** START OF EXTRACTED DATA **

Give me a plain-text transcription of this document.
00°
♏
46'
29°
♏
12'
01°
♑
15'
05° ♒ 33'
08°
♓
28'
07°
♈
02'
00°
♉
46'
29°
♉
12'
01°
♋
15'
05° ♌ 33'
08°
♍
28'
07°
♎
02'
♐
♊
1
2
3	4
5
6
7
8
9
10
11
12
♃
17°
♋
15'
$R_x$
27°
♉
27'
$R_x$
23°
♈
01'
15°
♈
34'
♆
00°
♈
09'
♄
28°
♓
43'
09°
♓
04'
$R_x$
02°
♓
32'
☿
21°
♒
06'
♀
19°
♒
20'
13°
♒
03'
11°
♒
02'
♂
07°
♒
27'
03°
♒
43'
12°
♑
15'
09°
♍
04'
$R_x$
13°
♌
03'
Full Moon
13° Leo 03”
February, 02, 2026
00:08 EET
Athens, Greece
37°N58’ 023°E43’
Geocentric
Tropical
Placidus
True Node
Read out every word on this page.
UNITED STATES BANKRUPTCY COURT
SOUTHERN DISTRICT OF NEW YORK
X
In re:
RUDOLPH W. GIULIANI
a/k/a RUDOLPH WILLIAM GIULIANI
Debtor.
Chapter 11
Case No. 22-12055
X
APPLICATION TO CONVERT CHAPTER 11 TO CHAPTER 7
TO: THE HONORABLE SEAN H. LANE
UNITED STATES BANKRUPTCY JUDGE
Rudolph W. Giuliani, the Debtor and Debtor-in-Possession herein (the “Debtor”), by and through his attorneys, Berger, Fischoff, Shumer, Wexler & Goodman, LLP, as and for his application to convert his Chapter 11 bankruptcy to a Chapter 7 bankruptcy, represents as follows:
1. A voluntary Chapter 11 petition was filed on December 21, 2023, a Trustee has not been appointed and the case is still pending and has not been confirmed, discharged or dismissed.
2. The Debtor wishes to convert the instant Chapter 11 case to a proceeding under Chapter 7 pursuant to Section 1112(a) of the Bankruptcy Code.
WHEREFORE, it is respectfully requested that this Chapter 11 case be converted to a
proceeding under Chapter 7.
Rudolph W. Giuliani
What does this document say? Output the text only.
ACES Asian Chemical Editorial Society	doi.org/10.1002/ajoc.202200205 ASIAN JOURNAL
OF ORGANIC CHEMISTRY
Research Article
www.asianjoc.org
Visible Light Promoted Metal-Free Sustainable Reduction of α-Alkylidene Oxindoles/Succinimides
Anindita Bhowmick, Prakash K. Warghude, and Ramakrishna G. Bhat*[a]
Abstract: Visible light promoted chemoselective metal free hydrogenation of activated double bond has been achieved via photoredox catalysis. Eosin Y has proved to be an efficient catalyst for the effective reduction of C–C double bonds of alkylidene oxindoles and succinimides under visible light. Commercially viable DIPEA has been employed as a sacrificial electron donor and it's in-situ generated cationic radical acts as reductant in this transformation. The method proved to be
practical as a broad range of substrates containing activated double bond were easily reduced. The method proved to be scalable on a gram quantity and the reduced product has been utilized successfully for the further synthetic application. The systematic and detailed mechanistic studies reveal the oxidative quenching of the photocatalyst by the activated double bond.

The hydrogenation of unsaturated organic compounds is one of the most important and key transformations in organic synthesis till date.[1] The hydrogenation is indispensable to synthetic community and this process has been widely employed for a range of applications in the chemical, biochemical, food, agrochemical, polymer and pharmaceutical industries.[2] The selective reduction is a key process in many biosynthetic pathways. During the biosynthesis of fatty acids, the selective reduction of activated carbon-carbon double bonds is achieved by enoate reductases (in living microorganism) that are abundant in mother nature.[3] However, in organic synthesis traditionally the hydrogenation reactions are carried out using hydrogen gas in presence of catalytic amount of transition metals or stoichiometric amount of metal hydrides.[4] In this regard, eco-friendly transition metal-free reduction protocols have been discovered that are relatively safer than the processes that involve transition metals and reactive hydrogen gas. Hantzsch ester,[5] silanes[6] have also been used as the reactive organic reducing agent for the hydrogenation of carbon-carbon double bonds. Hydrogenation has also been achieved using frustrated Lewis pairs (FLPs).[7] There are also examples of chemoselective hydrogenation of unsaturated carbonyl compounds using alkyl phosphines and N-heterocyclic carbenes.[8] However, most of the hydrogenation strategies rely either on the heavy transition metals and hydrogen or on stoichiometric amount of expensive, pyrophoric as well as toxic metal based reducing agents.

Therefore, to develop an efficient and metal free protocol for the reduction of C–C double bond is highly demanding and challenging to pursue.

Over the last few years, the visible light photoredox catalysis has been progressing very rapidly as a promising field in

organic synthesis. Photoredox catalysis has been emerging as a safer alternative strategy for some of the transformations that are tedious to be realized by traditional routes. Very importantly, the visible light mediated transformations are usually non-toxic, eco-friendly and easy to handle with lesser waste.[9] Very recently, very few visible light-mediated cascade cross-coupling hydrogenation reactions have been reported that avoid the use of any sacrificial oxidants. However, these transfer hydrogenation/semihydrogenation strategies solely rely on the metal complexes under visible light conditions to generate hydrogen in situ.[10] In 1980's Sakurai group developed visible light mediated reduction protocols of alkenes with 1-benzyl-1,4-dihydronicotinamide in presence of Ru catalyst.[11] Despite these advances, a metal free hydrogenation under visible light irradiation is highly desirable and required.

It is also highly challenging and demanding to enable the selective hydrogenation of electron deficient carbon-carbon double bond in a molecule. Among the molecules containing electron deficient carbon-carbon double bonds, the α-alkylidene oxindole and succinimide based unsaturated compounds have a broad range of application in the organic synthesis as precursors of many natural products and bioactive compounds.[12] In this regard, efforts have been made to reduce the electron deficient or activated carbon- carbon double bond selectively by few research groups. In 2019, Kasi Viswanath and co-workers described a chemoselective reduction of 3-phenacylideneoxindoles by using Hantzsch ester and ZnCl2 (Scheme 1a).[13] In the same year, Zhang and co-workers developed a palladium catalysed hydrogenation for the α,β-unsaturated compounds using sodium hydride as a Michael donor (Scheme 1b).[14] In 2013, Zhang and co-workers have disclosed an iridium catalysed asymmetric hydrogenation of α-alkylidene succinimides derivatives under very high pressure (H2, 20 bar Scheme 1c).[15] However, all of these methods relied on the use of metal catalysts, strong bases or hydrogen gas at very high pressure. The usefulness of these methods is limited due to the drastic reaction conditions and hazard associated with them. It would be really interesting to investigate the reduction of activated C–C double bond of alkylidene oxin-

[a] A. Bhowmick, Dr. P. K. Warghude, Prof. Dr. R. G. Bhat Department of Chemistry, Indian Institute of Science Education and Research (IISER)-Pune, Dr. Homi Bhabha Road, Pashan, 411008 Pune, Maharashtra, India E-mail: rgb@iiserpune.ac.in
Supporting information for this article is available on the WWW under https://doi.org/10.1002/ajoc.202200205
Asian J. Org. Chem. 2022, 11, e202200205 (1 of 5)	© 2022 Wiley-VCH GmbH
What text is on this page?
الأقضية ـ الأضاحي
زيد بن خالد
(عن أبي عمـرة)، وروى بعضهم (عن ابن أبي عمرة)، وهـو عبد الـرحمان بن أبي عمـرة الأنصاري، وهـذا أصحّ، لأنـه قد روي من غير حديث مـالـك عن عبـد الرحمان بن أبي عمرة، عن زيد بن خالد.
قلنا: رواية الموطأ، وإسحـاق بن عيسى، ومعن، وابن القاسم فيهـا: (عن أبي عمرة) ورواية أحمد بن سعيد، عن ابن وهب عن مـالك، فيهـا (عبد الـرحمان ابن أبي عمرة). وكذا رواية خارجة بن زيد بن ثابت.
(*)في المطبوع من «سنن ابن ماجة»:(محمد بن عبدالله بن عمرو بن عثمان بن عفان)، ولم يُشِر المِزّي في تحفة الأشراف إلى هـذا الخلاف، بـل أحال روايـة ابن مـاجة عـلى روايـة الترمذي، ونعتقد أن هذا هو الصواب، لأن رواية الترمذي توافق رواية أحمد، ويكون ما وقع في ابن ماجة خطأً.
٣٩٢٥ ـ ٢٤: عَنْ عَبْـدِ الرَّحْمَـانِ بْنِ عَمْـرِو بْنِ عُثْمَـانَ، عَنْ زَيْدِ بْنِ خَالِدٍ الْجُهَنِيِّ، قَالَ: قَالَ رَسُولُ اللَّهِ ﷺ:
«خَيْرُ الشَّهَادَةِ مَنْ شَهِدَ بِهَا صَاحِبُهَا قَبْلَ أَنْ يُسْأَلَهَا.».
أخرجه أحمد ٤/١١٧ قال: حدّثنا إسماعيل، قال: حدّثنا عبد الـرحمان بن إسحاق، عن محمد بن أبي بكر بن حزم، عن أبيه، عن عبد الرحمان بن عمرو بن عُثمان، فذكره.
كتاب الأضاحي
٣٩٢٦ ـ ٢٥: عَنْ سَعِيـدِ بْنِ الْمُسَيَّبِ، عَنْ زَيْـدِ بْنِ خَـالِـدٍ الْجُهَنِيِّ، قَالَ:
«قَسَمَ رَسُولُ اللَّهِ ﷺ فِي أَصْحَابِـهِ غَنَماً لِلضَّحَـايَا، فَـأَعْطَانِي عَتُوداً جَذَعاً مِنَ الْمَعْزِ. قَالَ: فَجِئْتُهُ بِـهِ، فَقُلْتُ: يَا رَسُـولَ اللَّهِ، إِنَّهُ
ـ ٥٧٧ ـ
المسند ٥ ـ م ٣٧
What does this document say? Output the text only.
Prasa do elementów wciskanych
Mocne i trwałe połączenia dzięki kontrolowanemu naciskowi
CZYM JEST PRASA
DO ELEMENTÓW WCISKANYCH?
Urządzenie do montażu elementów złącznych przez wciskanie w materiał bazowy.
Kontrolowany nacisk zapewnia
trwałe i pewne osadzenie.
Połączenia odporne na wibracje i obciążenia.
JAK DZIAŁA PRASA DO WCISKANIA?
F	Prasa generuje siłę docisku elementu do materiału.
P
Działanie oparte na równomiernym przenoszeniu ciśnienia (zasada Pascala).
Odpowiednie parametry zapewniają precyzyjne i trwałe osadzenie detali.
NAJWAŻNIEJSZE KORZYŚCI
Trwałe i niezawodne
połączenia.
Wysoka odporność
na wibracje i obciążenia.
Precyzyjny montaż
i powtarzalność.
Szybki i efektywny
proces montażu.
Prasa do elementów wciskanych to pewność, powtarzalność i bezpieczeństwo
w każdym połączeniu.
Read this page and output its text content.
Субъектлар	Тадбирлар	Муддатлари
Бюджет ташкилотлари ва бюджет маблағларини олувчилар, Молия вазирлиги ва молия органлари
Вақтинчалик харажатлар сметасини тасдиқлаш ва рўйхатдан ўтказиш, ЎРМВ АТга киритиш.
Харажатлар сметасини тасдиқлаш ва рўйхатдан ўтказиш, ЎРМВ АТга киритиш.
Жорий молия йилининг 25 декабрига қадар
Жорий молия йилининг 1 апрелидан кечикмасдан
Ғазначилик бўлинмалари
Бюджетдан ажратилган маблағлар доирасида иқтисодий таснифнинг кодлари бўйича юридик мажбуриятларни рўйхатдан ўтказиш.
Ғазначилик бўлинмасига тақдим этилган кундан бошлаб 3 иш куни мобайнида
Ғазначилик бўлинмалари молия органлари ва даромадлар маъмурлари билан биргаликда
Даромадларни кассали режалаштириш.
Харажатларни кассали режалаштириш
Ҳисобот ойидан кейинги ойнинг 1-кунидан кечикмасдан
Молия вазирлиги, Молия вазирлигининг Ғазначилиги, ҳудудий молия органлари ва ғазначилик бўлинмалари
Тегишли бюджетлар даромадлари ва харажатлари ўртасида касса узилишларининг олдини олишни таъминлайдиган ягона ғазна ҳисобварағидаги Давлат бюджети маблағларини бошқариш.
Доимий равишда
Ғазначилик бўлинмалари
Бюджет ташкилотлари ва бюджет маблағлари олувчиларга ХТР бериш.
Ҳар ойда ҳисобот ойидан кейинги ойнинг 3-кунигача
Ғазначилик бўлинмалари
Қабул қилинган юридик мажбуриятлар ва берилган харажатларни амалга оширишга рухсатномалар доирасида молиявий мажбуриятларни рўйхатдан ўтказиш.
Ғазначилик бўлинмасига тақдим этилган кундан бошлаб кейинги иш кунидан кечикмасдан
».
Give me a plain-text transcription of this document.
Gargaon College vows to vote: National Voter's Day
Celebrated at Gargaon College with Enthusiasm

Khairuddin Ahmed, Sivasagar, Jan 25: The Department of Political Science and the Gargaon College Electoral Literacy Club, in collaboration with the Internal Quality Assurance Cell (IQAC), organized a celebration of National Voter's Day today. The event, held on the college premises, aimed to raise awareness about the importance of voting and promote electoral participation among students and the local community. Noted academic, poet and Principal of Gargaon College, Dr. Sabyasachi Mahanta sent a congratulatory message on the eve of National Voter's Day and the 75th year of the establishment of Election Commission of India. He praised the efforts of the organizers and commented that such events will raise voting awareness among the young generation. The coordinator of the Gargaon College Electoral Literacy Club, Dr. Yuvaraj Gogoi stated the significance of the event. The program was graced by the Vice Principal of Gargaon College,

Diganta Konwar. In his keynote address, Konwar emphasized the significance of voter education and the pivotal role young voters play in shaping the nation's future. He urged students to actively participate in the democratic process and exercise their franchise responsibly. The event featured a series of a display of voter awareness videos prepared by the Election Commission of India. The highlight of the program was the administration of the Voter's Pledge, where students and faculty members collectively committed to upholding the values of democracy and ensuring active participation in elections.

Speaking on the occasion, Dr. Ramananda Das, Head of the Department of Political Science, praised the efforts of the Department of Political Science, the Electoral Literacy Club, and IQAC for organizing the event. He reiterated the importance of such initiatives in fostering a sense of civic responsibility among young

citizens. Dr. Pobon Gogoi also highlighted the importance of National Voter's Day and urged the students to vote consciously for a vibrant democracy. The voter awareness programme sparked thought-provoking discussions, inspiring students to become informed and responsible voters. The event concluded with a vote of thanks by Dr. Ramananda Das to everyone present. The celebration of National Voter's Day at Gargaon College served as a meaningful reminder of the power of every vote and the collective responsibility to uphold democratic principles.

** END OF EXTRACTED DATA **

**INSTRUCTION:** From the records above, pull out each line that has "osadzenie".

**RESULT FOR THIS TASK:**
trwałe i pewne osadzenie.
Odpowiednie parametry zapewniają precyzyjne i trwałe osadzenie detali.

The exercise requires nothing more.